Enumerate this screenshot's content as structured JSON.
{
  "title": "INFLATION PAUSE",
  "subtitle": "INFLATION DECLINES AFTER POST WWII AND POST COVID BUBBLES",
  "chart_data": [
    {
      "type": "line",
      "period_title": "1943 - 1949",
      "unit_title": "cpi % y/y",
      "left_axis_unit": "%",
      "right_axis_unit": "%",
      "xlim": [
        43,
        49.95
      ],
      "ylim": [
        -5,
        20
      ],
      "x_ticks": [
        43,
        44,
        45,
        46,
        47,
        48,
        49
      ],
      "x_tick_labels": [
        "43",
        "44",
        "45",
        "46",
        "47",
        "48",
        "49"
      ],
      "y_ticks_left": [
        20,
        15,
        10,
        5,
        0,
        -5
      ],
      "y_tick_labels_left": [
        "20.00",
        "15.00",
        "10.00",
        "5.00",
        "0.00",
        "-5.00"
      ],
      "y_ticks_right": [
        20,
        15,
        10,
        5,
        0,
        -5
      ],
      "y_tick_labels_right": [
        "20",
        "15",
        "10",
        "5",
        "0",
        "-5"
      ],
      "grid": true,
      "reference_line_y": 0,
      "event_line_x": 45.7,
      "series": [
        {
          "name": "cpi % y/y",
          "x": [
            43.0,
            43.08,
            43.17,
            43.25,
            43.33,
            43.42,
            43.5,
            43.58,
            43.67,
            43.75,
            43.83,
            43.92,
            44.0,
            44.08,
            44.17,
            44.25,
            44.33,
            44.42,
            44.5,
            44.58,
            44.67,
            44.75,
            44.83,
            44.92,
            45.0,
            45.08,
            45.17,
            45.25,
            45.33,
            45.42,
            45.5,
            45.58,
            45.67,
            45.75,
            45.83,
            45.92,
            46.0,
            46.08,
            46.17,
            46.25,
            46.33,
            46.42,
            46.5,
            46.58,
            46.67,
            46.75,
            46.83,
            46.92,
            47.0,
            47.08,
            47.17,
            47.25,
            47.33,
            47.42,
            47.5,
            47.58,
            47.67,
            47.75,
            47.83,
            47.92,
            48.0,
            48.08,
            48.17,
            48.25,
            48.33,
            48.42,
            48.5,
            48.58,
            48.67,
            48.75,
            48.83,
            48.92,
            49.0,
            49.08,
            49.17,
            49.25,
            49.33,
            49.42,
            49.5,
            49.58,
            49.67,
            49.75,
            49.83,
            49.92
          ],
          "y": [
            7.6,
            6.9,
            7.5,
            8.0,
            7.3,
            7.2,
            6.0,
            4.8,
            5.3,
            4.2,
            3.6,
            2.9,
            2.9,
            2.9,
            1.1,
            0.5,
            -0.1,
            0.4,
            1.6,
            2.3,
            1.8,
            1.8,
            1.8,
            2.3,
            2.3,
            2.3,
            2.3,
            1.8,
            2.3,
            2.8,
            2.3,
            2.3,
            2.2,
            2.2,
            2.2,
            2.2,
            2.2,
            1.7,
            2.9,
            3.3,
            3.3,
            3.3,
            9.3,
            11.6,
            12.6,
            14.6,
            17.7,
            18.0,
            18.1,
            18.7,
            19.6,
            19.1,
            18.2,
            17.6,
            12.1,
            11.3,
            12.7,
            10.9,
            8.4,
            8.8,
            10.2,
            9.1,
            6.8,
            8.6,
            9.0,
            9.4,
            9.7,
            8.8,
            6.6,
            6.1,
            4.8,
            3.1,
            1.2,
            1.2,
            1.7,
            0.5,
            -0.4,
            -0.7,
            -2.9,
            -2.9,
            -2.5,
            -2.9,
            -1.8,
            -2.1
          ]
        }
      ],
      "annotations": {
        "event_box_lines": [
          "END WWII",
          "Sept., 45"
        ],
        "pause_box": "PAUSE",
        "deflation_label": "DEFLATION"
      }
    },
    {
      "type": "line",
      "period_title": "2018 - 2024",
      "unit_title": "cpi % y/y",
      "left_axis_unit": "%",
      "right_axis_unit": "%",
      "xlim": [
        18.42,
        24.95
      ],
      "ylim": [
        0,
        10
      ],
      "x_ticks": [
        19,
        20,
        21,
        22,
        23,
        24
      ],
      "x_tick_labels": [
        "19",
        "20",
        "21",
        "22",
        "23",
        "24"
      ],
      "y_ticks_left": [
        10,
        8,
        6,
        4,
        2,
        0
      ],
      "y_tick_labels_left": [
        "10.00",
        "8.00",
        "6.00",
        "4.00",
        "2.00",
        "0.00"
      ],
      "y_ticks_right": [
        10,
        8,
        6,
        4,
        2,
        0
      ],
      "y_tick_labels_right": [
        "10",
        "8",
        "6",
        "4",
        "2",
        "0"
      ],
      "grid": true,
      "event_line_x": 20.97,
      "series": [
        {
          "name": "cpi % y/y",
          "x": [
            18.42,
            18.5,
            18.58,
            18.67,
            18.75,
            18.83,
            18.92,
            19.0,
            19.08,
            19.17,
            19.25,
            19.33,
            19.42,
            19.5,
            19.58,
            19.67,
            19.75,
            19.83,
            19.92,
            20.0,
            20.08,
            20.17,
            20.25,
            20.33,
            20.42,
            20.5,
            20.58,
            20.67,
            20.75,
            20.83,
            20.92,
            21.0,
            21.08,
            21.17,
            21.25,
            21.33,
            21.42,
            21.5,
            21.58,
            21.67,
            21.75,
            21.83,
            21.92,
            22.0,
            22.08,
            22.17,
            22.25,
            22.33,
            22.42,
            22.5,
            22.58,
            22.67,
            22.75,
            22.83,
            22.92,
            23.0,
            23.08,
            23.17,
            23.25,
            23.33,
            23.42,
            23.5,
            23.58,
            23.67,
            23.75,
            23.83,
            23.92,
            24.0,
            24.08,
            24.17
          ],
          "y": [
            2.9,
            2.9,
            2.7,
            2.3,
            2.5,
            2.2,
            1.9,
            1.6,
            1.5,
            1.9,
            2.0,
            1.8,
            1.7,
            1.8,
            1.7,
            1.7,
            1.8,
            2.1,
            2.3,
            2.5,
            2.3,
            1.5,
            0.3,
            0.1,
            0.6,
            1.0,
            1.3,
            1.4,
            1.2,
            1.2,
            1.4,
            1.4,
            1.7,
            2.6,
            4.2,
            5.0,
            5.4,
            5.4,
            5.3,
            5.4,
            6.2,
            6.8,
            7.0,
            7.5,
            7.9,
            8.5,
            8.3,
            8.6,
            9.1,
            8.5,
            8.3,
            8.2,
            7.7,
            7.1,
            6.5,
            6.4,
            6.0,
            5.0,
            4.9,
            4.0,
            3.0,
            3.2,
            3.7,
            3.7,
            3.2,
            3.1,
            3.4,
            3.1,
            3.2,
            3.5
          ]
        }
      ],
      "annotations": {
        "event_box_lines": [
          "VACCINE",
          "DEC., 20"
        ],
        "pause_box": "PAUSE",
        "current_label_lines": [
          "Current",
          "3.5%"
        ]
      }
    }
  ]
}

○ ○ ○ ○

* _Exercise goal_
Each line of the material should be duplicated exactly, please.

* _Response to the exercise_
Enumerate this screenshot's content as structured JSON.
{
  "title": "INFLATION PAUSE",
  "subtitle": "INFLATION DECLINES AFTER POST WWII AND POST COVID BUBBLES",
  "chart_data": [
    {
      "type": "line",
      "period_title": "1943 - 1949",
      "unit_title": "cpi % y/y",
      "left_axis_unit": "%",
      "right_axis_unit": "%",
      "xlim": [
        43,
        49.95
      ],
      "ylim": [
        -5,
        20
      ],
      "x_ticks": [
        43,
        44,
        45,
        46,
        47,
        48,
        49
      ],
      "x_tick_labels": [
        "43",
        "44",
        "45",
        "46",
        "47",
        "48",
        "49"
      ],
      "y_ticks_left": [
        20,
        15,
        10,
        5,
        0,
        -5
      ],
      "y_tick_labels_left": [
        "20.00",
        "15.00",
        "10.00",
        "5.00",
        "0.00",
        "-5.00"
      ],
      "y_ticks_right": [
        20,
        15,
        10,
        5,
        0,
        -5
      ],
      "y_tick_labels_right": [
        "20",
        "15",
        "10",
        "5",
        "0",
        "-5"
      ],
      "grid": true,
      "reference_line_y": 0,
      "event_line_x": 45.7,
      "series": [
        {
          "name": "cpi % y/y",
          "x": [
            43.0,
            43.08,
            43.17,
            43.25,
            43.33,
            43.42,
            43.5,
            43.58,
            43.67,
            43.75,
            43.83,
            43.92,
            44.0,
            44.08,
            44.17,
            44.25,
            44.33,
            44.42,
            44.5,
            44.58,
            44.67,
            44.75,
            44.83,
            44.92,
            45.0,
            45.08,
            45.17,
            45.25,
            45.33,
            45.42,
            45.5,
            45.58,
            45.67,
            45.75,
            45.83,
            45.92,
            46.0,
            46.08,
            46.17,
            46.25,
            46.33,
            46.42,
            46.5,
            46.58,
            46.67,
            46.75,
            46.83,
            46.92,
            47.0,
            47.08,
            47.17,
            47.25,
            47.33,
            47.42,
            47.5,
            47.58,
            47.67,
            47.75,
            47.83,
            47.92,
            48.0,
            48.08,
            48.17,
            48.25,
            48.33,
            48.42,
            48.5,
            48.58,
            48.67,
            48.75,
            48.83,
            48.92,
            49.0,
            49.08,
            49.17,
            49.25,
            49.33,
            49.42,
            49.5,
            49.58,
            49.67,
            49.75,
            49.83,
            49.92
          ],
          "y": [
            7.6,
            6.9,
            7.5,
            8.0,
            7.3,
            7.2,
            6.0,
            4.8,
            5.3,
            4.2,
            3.6,
            2.9,
            2.9,
            2.9,
            1.1,
            0.5,
            -0.1,
            0.4,
            1.6,
            2.3,
            1.8,
            1.8,
            1.8,
            2.3,
            2.3,
            2.3,
            2.3,
            1.8,
            2.3,
            2.8,
            2.3,
            2.3,
            2.2,
            2.2,
            2.2,
            2.2,
            2.2,
            1.7,
            2.9,
            3.3,
            3.3,
            3.3,
            9.3,
            11.6,
            12.6,
            14.6,
            17.7,
            18.0,
            18.1,
            18.7,
            19.6,
            19.1,
            18.2,
            17.6,
            12.1,
            11.3,
            12.7,
            10.9,
            8.4,
            8.8,
            10.2,
            9.1,
            6.8,
            8.6,
            9.0,
            9.4,
            9.7,
            8.8,
            6.6,
            6.1,
            4.8,
            3.1,
            1.2,
            1.2,
            1.7,
            0.5,
            -0.4,
            -0.7,
            -2.9,
            -2.9,
            -2.5,
            -2.9,
            -1.8,
            -2.1
          ]
        }
      ],
      "annotations": {
        "event_box_lines": [
          "END WWII",
          "Sept., 45"
        ],
        "pause_box": "PAUSE",
        "deflation_label": "DEFLATION"
      }
    },
    {
      "type": "line",
      "period_title": "2018 - 2024",
      "unit_title": "cpi % y/y",
      "left_axis_unit": "%",
      "right_axis_unit": "%",
      "xlim": [
        18.42,
        24.95
      ],
      "ylim": [
        0,
        10
      ],
      "x_ticks": [
        19,
        20,
        21,
        22,
        23,
        24
      ],
      "x_tick_labels": [
        "19",
        "20",
        "21",
        "22",
        "23",
        "24"
      ],
      "y_ticks_left": [
        10,
        8,
        6,
        4,
        2,
        0
      ],
      "y_tick_labels_left": [
        "10.00",
        "8.00",
        "6.00",
        "4.00",
        "2.00",
        "0.00"
      ],
      "y_ticks_right": [
        10,
        8,
        6,
        4,
        2,
        0
      ],
      "y_tick_labels_right": [
        "10",
        "8",
        "6",
        "4",
        "2",
        "0"
      ],
      "grid": true,
      "event_line_x": 20.97,
      "series": [
        {
          "name": "cpi % y/y",
          "x": [
            18.42,
            18.5,
            18.58,
            18.67,
            18.75,
            18.83,
            18.92,
            19.0,
            19.08,
            19.17,
            19.25,
            19.33,
            19.42,
            19.5,
            19.58,
            19.67,
            19.75,
            19.83,
            19.92,
            20.0,
            20.08,
            20.17,
            20.25,
            20.33,
            20.42,
            20.5,
            20.58,
            20.67,
            20.75,
            20.83,
            20.92,
            21.0,
            21.08,
            21.17,
            21.25,
            21.33,
            21.42,
            21.5,
            21.58,
            21.67,
            21.75,
            21.83,
            21.92,
            22.0,
            22.08,
            22.17,
            22.25,
            22.33,
            22.42,
            22.5,
            22.58,
            22.67,
            22.75,
            22.83,
            22.92,
            23.0,
            23.08,
            23.17,
            23.25,
            23.33,
            23.42,
            23.5,
            23.58,
            23.67,
            23.75,
            23.83,
            23.92,
            24.0,
            24.08,
            24.17
          ],
          "y": [
            2.9,
            2.9,
            2.7,
            2.3,
            2.5,
            2.2,
            1.9,
            1.6,
            1.5,
            1.9,
            2.0,
            1.8,
            1.7,
            1.8,
            1.7,
            1.7,
            1.8,
            2.1,
            2.3,
            2.5,
            2.3,
            1.5,
            0.3,
            0.1,
            0.6,
            1.0,
            1.3,
            1.4,
            1.2,
            1.2,
            1.4,
            1.4,
            1.7,
            2.6,
            4.2,
            5.0,
            5.4,
            5.4,
            5.3,
            5.4,
            6.2,
            6.8,
            7.0,
            7.5,
            7.9,
            8.5,
            8.3,
            8.6,
            9.1,
            8.5,
            8.3,
            8.2,
            7.7,
            7.1,
            6.5,
            6.4,
            6.0,
            5.0,
            4.9,
            4.0,
            3.0,
            3.2,
            3.7,
            3.7,
            3.2,
            3.1,
            3.4,
            3.1,
            3.2,
            3.5
          ]
        }
      ],
      "annotations": {
        "event_box_lines": [
          "VACCINE",
          "DEC., 20"
        ],
        "pause_box": "PAUSE",
        "current_label_lines": [
          "Current",
          "3.5%"
        ]
      }
    }
  ]
}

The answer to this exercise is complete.